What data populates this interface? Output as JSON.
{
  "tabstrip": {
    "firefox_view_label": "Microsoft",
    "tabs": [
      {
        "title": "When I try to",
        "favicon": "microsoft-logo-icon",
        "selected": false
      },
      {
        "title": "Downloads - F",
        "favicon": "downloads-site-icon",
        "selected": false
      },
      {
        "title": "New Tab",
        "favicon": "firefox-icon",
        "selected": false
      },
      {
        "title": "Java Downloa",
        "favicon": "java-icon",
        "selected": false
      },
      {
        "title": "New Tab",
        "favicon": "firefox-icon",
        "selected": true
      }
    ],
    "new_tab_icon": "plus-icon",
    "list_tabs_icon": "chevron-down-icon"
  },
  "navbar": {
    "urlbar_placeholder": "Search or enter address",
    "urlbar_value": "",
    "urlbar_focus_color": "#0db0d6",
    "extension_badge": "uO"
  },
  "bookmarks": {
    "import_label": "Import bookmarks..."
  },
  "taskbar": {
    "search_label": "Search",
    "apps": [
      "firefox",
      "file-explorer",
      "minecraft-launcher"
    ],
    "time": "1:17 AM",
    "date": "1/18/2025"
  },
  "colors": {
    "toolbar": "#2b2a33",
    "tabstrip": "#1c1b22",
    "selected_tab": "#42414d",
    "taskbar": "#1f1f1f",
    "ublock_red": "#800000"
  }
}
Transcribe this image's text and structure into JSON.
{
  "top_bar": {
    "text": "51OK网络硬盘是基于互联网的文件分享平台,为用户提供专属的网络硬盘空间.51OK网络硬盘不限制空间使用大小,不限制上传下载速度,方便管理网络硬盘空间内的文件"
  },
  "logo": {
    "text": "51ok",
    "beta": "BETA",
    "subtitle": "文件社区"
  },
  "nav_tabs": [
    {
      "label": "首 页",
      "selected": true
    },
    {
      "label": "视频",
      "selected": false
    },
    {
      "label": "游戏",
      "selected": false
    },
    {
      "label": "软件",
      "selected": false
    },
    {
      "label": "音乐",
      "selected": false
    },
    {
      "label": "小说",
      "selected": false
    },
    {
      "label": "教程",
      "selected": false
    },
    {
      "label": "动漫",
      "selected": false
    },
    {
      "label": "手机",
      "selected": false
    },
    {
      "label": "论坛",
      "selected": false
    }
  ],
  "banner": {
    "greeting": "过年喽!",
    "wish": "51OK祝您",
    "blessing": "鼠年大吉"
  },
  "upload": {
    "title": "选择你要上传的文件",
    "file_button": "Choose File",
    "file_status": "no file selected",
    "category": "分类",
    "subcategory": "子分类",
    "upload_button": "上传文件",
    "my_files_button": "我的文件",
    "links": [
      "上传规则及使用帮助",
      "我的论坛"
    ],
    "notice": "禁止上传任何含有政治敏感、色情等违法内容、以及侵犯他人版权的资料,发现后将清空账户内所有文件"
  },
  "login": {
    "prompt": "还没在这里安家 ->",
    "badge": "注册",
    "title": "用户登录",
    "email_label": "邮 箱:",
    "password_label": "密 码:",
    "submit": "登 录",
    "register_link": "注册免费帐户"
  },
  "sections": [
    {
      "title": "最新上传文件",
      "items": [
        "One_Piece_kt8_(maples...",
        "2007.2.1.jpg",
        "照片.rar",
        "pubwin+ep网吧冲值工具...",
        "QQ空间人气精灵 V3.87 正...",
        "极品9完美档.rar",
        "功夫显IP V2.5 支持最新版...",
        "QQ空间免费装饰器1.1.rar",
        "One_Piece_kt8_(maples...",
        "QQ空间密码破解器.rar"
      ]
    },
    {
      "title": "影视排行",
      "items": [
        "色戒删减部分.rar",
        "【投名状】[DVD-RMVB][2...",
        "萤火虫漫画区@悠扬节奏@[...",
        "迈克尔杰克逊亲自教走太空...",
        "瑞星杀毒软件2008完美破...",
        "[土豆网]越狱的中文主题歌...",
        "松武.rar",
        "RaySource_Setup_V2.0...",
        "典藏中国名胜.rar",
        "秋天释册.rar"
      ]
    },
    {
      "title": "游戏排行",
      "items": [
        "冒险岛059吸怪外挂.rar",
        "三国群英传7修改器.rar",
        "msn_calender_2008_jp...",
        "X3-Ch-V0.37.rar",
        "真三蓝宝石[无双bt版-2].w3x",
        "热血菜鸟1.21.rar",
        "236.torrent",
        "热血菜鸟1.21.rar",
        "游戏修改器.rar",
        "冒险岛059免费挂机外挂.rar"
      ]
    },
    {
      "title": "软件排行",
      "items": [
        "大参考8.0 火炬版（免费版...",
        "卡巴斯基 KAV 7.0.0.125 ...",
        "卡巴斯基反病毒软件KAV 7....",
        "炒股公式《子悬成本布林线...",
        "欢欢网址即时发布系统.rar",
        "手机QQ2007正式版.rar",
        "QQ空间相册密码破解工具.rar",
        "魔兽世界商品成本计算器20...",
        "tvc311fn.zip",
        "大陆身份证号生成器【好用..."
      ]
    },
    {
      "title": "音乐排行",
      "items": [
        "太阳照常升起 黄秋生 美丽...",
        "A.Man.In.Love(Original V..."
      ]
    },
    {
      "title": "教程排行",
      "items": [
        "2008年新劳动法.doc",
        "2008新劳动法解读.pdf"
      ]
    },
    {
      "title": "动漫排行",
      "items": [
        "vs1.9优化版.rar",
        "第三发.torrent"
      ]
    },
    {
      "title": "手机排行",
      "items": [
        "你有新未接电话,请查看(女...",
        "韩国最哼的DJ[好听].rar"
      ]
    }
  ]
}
+-------+
Go through the material and copy out every line with "Search" in it.

    "urlbar_placeholder": "Search or enter address",
    "search_label": "Search",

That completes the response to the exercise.